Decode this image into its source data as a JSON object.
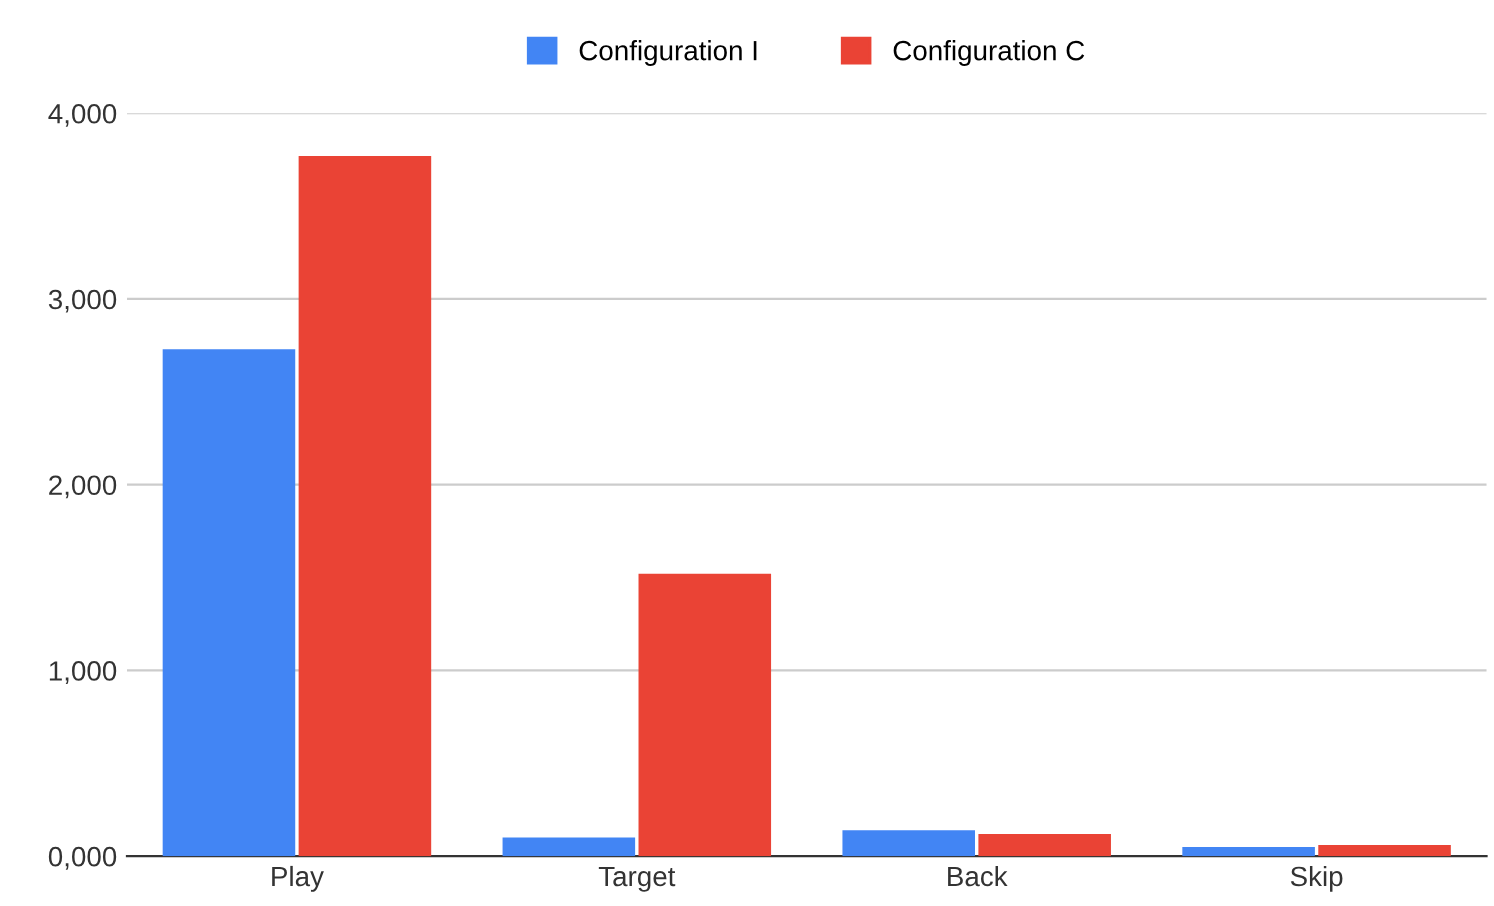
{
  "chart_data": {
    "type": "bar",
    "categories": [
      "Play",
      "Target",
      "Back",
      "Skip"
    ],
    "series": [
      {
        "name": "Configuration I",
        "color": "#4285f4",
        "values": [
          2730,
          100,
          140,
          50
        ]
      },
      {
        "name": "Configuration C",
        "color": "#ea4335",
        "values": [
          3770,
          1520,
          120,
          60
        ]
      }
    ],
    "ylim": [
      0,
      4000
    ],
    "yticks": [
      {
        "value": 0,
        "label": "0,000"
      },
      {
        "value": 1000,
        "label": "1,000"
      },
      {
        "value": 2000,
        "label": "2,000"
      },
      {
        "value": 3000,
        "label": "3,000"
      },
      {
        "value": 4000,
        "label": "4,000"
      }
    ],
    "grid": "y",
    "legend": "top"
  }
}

> _Do this_
Read the lines above. Gather those in which the string "name" is found.

> _Correct result_
        "name": "Configuration I",
        "name": "Configuration C",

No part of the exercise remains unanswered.